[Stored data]
↓

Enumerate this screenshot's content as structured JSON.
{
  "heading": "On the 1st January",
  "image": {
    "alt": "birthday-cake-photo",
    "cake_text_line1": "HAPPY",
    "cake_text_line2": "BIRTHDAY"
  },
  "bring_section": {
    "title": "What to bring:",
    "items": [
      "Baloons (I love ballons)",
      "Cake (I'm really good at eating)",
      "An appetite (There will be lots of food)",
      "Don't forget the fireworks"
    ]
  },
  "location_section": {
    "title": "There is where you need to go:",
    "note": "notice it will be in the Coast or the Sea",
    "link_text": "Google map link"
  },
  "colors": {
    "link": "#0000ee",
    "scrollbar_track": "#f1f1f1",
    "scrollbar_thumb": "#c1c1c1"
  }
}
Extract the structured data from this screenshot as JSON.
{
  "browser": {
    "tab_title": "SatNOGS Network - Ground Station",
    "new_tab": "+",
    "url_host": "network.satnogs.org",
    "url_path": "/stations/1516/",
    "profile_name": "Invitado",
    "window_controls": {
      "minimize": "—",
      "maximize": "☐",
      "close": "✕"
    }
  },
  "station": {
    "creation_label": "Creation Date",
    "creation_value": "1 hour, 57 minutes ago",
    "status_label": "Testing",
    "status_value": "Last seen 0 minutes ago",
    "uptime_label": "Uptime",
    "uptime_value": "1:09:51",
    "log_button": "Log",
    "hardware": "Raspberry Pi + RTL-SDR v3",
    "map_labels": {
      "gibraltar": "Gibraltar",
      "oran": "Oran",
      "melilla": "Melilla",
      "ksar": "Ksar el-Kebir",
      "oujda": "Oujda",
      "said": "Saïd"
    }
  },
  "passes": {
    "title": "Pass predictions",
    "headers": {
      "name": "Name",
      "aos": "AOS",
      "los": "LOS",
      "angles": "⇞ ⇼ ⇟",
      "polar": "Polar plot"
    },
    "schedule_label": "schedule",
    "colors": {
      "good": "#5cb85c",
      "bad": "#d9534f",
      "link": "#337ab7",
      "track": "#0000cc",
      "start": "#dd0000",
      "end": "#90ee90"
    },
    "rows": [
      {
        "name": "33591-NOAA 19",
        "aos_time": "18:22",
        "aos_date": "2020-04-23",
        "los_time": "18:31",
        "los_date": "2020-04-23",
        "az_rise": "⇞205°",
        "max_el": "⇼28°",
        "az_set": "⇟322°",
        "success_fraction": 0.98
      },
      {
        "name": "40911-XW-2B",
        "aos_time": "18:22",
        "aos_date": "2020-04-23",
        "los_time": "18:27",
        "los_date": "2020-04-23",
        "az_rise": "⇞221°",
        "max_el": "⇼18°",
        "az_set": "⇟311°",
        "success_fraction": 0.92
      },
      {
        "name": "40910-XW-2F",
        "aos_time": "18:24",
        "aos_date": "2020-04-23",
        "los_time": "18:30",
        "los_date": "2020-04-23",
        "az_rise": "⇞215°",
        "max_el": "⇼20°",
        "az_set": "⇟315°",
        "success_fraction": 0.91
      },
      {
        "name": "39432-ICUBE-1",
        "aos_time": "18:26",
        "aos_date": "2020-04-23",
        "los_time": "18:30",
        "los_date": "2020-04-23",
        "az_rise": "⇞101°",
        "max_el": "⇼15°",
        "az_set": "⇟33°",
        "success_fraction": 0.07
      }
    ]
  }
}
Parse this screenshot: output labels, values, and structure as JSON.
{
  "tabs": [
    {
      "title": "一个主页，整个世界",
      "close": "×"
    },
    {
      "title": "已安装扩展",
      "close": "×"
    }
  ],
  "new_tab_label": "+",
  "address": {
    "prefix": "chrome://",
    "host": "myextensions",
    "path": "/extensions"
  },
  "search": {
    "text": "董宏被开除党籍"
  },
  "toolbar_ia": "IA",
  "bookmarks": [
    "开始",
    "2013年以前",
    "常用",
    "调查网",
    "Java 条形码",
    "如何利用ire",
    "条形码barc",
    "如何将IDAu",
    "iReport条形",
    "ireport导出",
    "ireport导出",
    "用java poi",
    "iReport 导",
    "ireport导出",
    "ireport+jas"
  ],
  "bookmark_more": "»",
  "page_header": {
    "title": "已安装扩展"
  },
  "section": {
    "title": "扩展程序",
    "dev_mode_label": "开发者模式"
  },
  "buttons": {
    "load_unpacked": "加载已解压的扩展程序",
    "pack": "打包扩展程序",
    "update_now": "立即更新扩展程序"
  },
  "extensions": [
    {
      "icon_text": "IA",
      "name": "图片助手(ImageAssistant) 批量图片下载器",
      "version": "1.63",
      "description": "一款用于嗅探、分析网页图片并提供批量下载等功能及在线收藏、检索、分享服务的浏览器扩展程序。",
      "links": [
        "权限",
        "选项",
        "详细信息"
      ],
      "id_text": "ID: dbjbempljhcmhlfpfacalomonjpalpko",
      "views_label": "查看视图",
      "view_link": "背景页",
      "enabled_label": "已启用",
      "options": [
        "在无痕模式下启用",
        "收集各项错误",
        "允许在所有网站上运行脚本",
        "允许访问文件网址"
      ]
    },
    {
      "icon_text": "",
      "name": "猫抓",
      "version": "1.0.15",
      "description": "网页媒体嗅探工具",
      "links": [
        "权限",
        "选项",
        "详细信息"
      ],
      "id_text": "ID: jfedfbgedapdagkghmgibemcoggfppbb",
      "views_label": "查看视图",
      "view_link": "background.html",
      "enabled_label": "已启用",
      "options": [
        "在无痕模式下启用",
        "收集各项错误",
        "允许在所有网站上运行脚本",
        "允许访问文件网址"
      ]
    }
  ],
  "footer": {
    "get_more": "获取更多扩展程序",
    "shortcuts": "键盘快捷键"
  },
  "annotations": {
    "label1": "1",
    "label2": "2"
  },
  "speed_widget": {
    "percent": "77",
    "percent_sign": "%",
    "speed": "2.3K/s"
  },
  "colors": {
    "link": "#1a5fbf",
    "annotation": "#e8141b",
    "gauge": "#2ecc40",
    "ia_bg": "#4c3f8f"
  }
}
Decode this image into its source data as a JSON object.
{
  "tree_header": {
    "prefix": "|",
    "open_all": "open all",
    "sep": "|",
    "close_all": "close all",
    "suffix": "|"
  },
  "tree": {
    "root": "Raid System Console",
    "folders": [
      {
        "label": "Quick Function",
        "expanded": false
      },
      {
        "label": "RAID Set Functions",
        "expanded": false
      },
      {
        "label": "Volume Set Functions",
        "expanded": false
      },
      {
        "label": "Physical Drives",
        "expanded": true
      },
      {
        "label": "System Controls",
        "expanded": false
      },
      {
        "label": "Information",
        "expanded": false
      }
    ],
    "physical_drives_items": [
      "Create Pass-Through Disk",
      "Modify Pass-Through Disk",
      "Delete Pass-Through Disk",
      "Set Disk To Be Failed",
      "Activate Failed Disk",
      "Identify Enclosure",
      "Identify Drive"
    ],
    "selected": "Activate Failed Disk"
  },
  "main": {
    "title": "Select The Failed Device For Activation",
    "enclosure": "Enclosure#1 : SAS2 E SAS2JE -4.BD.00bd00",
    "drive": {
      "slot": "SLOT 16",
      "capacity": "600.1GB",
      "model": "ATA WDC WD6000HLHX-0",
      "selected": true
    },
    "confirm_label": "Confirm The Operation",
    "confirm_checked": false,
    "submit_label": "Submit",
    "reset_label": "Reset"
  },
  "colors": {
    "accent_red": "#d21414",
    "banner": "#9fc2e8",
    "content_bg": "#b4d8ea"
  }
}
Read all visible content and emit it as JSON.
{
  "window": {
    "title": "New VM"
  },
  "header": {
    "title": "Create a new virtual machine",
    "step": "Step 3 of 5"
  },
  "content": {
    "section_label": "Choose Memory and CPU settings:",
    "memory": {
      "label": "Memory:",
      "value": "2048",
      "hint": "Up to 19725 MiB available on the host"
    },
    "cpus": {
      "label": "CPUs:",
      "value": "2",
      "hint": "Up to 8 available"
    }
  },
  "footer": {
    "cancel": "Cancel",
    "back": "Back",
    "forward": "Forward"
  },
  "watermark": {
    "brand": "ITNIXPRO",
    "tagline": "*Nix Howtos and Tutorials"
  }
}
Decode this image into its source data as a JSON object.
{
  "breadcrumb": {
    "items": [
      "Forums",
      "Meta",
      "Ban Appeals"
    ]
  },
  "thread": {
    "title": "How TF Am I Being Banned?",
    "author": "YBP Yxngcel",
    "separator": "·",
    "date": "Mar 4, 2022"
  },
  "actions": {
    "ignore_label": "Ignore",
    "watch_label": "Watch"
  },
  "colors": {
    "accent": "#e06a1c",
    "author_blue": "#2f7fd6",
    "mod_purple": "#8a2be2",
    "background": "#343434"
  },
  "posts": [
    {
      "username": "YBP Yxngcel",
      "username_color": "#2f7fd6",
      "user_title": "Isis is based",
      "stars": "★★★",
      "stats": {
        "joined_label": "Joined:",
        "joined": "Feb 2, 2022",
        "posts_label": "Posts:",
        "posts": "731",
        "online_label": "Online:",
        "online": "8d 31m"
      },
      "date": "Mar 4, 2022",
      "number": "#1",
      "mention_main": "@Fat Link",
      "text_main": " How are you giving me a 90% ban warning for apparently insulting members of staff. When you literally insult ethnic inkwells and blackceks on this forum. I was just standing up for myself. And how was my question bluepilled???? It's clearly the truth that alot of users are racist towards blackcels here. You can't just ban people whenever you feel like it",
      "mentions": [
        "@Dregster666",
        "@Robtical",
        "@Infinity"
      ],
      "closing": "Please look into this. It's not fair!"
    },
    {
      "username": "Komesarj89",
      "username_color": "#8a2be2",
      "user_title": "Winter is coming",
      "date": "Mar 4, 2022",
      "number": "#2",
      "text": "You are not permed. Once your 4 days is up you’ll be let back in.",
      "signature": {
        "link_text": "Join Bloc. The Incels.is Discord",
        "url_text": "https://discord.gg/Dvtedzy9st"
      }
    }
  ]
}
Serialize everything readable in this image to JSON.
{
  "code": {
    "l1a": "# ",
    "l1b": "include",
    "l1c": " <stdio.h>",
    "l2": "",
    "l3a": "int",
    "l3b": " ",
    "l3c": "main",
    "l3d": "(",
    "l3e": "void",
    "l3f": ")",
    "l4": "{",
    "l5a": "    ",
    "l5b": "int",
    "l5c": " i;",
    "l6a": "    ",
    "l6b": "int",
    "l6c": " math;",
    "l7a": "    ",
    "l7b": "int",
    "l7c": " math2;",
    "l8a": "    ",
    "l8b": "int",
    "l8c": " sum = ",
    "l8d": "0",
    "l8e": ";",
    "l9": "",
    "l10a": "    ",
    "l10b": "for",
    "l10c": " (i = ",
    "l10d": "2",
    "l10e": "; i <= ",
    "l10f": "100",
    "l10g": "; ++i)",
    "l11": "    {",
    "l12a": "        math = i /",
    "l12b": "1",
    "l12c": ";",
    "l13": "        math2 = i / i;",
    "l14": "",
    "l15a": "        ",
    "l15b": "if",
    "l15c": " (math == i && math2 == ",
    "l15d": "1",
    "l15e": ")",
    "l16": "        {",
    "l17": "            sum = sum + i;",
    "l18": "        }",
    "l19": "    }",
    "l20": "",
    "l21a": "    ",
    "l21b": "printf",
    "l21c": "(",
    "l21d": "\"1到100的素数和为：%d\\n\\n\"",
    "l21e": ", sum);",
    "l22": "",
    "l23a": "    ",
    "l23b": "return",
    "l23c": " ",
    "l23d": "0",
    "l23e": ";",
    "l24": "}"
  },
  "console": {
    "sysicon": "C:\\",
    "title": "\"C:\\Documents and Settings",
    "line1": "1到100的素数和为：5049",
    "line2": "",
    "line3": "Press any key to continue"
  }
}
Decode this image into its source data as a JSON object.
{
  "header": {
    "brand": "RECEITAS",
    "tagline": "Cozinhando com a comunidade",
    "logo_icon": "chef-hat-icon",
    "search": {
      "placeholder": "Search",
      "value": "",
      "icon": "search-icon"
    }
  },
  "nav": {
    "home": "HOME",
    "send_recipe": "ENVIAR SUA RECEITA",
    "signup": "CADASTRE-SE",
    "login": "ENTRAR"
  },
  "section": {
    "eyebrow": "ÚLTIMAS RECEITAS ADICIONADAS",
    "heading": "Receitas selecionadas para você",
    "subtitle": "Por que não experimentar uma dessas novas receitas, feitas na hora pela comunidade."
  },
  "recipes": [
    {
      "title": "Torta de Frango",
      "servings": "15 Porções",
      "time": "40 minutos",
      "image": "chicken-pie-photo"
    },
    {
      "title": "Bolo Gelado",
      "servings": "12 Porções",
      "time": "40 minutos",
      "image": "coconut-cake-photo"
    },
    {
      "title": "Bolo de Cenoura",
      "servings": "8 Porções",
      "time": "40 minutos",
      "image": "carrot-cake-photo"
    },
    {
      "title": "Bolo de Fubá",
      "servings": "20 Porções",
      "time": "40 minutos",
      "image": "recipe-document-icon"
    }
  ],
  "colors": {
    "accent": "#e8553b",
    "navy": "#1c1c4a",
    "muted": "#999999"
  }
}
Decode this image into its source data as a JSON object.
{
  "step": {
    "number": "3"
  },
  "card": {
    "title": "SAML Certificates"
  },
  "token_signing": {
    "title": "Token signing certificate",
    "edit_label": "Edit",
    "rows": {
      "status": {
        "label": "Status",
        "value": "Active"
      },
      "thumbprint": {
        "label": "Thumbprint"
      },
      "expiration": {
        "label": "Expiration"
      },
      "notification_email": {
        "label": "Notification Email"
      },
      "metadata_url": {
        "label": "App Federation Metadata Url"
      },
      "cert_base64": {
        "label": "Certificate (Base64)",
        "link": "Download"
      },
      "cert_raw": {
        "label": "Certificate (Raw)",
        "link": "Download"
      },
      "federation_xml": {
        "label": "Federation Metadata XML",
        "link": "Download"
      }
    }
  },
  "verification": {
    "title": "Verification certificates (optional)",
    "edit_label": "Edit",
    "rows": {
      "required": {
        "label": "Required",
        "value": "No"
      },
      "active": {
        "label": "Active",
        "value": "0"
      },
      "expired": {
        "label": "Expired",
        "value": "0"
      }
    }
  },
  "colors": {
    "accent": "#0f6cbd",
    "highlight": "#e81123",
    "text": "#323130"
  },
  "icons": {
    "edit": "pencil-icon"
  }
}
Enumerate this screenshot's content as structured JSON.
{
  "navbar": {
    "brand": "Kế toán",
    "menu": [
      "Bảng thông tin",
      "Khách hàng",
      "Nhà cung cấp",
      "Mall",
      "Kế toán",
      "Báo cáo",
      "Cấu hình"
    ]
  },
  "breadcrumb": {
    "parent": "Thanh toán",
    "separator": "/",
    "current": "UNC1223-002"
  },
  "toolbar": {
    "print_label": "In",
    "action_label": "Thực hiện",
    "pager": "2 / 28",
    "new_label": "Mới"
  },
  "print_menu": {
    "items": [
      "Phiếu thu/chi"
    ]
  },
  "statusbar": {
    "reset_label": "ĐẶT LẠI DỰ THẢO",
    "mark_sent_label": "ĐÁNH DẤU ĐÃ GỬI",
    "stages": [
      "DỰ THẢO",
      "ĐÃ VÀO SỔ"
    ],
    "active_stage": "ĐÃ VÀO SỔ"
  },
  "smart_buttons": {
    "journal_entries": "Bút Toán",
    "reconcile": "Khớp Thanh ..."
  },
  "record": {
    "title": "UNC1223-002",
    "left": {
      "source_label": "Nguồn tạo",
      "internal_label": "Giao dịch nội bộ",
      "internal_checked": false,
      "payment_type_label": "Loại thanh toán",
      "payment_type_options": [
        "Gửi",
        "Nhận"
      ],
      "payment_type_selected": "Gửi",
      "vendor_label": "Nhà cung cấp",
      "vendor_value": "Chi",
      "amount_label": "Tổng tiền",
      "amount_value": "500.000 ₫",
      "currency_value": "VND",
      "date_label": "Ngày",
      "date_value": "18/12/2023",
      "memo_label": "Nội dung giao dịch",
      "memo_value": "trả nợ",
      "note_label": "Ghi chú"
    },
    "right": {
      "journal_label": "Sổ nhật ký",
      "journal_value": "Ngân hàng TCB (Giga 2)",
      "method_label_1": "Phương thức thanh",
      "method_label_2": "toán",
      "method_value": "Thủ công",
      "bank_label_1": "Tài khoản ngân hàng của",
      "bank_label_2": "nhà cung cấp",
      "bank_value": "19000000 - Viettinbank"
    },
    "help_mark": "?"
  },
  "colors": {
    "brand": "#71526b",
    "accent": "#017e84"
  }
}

↑

STATED EXERCISE:
Set out every line from the material that contains the string "Failed".

FINISHED EXERCISE:
      "Set Disk To Be Failed",
      "Activate Failed Disk",
    "selected": "Activate Failed Disk"
    "title": "Select The Failed Device For Activation",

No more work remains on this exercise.